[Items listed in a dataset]
--- Begin ---

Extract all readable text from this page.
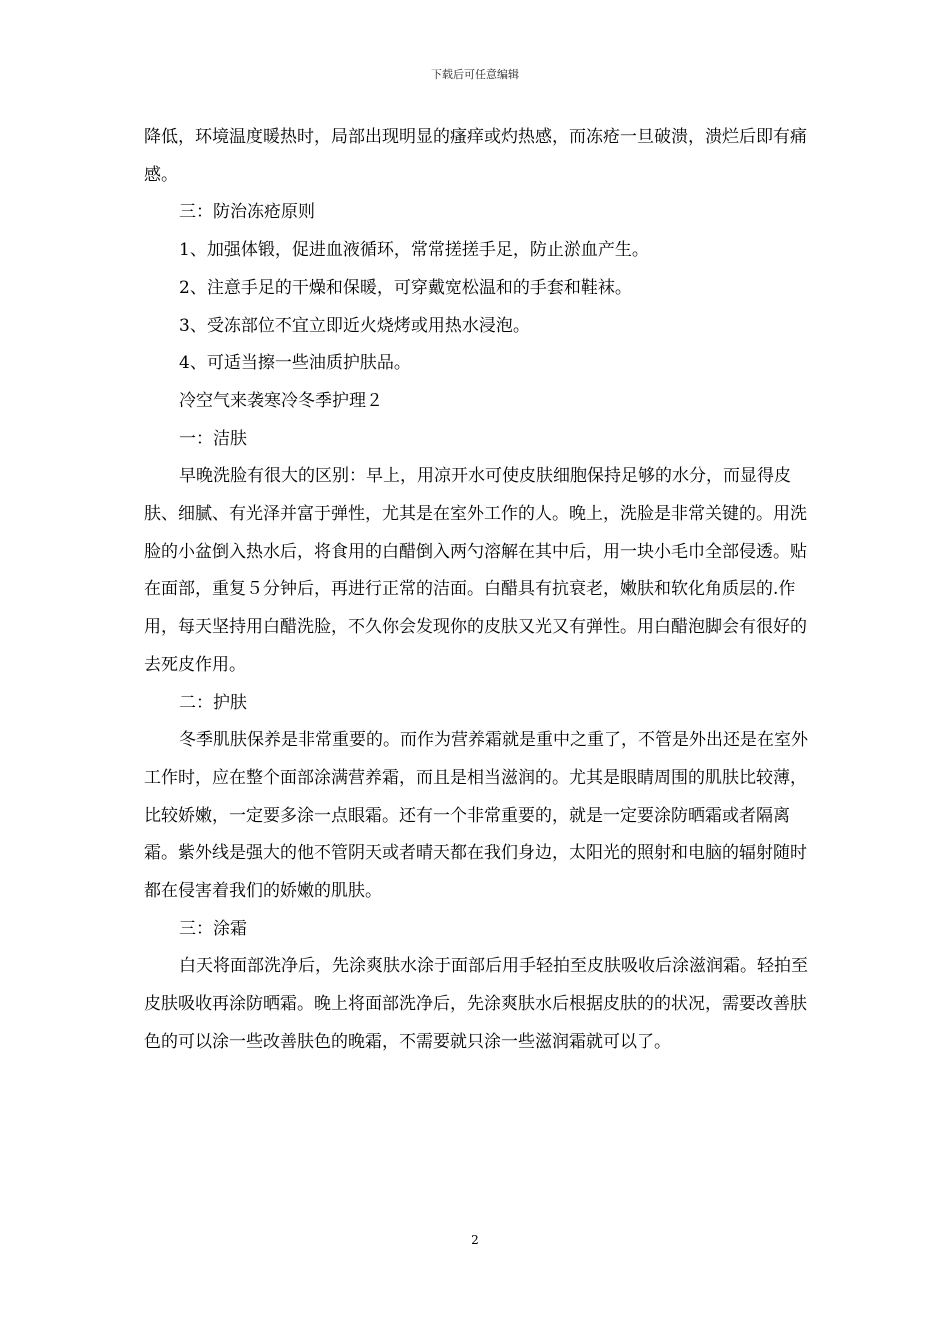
下载后可任意编辑

降低，环境温度暖热时，局部出现明显的瘙痒或灼热感，而冻疮一旦破溃，溃烂后即有痛感。

三：防治冻疮原则

1、加强体锻，促进血液循环，常常搓搓手足，防止淤血产生。

2、注意手足的干燥和保暖，可穿戴宽松温和的手套和鞋袜。

3、受冻部位不宜立即近火烧烤或用热水浸泡。

4、可适当擦一些油质护肤品。

冷空气来袭寒冷冬季护理２

一：洁肤

早晚洗脸有很大的区别：早上，用凉开水可使皮肤细胞保持足够的水分，而显得皮肤、细腻、有光泽并富于弹性，尤其是在室外工作的人。晚上，洗脸是非常关键的。用洗脸的小盆倒入热水后，将食用的白醋倒入两勺溶解在其中后，用一块小毛巾全部侵透。贴在面部，重复５分钟后，再进行正常的洁面。白醋具有抗衰老，嫩肤和软化角质层的.作用，每天坚持用白醋洗脸，不久你会发现你的皮肤又光又有弹性。用白醋泡脚会有很好的去死皮作用。

二：护肤

冬季肌肤保养是非常重要的。而作为营养霜就是重中之重了，不管是外出还是在室外工作时，应在整个面部涂满营养霜，而且是相当滋润的。尤其是眼睛周围的肌肤比较薄，比较娇嫩，一定要多涂一点眼霜。还有一个非常重要的，就是一定要涂防晒霜或者隔离霜。紫外线是强大的他不管阴天或者晴天都在我们身边，太阳光的照射和电脑的辐射随时都在侵害着我们的娇嫩的肌肤。

三：涂霜

白天将面部洗净后，先涂爽肤水涂于面部后用手轻拍至皮肤吸收后涂滋润霜。轻拍至皮肤吸收再涂防晒霜。晚上将面部洗净后，先涂爽肤水后根据皮肤的的状况，需要改善肤色的可以涂一些改善肤色的晚霜，不需要就只涂一些滋润霜就可以了。

2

--- End ---

Make an exact copy of the records shown above, without the pictures.

Extract all readable text from this page.
下载后可任意编辑

降低，环境温度暖热时，局部出现明显的瘙痒或灼热感，而冻疮一旦破溃，溃烂后即有痛感。

三：防治冻疮原则

1、加强体锻，促进血液循环，常常搓搓手足，防止淤血产生。

2、注意手足的干燥和保暖，可穿戴宽松温和的手套和鞋袜。

3、受冻部位不宜立即近火烧烤或用热水浸泡。

4、可适当擦一些油质护肤品。

冷空气来袭寒冷冬季护理２

一：洁肤

早晚洗脸有很大的区别：早上，用凉开水可使皮肤细胞保持足够的水分，而显得皮肤、细腻、有光泽并富于弹性，尤其是在室外工作的人。晚上，洗脸是非常关键的。用洗脸的小盆倒入热水后，将食用的白醋倒入两勺溶解在其中后，用一块小毛巾全部侵透。贴在面部，重复５分钟后，再进行正常的洁面。白醋具有抗衰老，嫩肤和软化角质层的.作用，每天坚持用白醋洗脸，不久你会发现你的皮肤又光又有弹性。用白醋泡脚会有很好的去死皮作用。

二：护肤

冬季肌肤保养是非常重要的。而作为营养霜就是重中之重了，不管是外出还是在室外工作时，应在整个面部涂满营养霜，而且是相当滋润的。尤其是眼睛周围的肌肤比较薄，比较娇嫩，一定要多涂一点眼霜。还有一个非常重要的，就是一定要涂防晒霜或者隔离霜。紫外线是强大的他不管阴天或者晴天都在我们身边，太阳光的照射和电脑的辐射随时都在侵害着我们的娇嫩的肌肤。

三：涂霜

白天将面部洗净后，先涂爽肤水涂于面部后用手轻拍至皮肤吸收后涂滋润霜。轻拍至皮肤吸收再涂防晒霜。晚上将面部洗净后，先涂爽肤水后根据皮肤的的状况，需要改善肤色的可以涂一些改善肤色的晚霜，不需要就只涂一些滋润霜就可以了。

2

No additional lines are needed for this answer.